▶ TASK REQUIREMENTS: Look through the listing and locate every line containing the word "areas"; copy those lines.

▶ RECORD SET:
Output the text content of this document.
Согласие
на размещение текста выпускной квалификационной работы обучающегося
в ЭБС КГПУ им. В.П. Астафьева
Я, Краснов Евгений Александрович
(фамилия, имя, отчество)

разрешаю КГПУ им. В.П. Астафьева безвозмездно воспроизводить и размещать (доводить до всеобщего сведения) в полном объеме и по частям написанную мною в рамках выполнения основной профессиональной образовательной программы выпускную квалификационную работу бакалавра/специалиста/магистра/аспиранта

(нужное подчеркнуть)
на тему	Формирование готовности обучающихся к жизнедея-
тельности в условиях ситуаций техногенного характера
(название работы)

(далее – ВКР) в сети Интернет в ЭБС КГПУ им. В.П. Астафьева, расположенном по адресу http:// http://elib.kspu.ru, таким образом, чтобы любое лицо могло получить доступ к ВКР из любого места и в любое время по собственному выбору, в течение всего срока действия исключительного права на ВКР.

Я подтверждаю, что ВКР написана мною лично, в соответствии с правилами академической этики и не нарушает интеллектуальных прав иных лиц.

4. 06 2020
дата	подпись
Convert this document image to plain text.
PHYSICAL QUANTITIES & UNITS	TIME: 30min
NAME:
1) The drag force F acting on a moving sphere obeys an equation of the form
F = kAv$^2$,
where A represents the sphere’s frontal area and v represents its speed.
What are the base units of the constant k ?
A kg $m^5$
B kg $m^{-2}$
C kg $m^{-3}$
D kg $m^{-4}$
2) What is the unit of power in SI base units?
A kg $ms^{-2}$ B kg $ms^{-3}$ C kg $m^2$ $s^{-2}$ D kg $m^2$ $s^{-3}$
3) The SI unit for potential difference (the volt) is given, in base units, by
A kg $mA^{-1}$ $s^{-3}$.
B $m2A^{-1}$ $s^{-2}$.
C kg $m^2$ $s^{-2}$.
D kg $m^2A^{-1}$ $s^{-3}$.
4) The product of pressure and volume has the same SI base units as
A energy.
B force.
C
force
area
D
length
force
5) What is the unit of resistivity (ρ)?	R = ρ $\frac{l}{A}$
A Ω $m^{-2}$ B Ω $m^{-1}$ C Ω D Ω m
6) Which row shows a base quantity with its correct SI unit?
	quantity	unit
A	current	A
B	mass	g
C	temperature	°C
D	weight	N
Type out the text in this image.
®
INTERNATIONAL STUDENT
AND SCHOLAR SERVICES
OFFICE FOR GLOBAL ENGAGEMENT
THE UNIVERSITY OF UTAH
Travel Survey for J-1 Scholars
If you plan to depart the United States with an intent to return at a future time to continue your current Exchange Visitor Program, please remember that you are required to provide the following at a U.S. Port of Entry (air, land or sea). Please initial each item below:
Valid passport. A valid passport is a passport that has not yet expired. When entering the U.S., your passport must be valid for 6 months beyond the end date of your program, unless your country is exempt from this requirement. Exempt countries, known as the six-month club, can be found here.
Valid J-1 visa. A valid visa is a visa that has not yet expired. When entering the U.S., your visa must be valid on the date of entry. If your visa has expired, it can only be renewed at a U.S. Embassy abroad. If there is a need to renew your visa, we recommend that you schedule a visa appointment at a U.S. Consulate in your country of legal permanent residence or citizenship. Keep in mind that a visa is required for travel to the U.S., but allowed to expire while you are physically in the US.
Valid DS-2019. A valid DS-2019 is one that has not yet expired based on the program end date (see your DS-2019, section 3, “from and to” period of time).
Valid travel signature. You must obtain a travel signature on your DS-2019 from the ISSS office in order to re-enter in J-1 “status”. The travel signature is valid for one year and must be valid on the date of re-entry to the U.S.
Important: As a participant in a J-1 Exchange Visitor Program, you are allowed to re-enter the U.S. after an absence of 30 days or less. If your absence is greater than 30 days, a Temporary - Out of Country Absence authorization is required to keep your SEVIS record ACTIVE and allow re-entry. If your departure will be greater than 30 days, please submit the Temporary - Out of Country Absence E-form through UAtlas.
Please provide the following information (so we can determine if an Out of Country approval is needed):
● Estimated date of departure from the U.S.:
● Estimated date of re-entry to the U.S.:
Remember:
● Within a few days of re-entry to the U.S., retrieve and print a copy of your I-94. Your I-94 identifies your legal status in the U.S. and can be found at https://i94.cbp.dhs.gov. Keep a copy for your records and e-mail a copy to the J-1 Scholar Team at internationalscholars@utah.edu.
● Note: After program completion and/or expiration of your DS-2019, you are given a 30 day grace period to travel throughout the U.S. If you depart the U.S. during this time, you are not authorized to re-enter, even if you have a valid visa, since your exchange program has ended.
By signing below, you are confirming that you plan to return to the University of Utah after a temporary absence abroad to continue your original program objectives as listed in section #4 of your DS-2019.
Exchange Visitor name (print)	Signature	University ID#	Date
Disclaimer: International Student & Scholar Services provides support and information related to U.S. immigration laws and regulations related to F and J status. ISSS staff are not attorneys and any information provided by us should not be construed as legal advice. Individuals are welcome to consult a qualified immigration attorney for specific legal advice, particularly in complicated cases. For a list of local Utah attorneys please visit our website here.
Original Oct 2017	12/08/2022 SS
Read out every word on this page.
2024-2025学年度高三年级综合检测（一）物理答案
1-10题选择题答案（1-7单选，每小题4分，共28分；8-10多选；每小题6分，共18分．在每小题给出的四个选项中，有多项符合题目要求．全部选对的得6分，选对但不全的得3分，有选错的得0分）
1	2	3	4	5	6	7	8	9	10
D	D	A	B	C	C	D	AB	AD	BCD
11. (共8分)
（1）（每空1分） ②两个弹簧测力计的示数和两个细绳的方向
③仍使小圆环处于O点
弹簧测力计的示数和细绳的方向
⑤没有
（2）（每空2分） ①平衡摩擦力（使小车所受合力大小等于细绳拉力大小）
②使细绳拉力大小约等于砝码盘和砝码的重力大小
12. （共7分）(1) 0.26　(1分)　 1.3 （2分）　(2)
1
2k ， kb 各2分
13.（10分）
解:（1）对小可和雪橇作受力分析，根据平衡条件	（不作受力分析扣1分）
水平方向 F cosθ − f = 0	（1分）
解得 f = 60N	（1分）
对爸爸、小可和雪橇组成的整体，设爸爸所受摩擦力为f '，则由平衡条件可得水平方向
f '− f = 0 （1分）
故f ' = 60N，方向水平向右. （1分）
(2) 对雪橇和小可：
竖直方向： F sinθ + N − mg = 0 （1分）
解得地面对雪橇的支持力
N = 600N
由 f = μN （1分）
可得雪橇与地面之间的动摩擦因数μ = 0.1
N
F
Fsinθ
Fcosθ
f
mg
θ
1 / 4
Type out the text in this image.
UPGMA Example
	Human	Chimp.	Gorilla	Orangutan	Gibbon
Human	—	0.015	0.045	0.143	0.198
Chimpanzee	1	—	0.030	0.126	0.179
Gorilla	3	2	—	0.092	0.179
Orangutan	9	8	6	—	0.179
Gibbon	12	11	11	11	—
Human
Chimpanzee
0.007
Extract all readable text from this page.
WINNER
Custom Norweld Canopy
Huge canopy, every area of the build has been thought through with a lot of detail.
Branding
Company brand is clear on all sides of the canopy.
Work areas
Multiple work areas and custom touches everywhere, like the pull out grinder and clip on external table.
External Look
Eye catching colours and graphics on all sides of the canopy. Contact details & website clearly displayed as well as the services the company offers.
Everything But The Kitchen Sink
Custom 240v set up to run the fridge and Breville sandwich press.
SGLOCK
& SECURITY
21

▶ EXERCISE RESULT:
Work areas
Multiple work areas and custom touches everywhere, like the pull out grinder and clip on external table.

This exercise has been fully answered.